THE PROBLEM >>
Return the count of lines that mention "технического", with no other words.
======== DATA ENTRIES
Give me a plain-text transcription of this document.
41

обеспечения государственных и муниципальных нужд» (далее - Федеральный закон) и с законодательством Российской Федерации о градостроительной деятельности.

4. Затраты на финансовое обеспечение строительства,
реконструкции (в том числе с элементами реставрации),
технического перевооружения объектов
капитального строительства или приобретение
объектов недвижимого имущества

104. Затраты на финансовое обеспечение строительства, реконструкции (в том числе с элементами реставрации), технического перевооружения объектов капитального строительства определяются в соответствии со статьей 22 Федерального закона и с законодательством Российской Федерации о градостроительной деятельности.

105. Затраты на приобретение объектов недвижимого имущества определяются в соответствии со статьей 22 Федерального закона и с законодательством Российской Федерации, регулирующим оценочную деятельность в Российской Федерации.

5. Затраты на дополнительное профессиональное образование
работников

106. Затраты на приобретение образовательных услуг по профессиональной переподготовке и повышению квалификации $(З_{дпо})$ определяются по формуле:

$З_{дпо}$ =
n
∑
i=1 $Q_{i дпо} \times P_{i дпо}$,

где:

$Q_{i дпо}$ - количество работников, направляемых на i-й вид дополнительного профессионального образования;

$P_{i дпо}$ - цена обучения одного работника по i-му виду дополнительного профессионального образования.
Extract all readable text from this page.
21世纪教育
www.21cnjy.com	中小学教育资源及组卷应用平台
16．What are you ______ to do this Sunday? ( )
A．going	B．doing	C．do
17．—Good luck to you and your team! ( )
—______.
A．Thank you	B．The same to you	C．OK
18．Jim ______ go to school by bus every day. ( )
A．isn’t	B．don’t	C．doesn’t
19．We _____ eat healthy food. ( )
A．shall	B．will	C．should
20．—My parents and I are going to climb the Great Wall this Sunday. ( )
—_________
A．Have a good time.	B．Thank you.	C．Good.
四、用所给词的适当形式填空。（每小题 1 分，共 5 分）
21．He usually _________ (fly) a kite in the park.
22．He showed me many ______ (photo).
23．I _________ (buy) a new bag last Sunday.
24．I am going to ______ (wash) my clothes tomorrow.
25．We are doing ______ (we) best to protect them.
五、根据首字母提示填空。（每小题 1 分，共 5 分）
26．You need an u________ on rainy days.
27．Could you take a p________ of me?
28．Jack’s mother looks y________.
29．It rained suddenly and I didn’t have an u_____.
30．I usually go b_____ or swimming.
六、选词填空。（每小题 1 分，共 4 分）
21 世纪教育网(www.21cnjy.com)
================
TASK ANSWER >>
2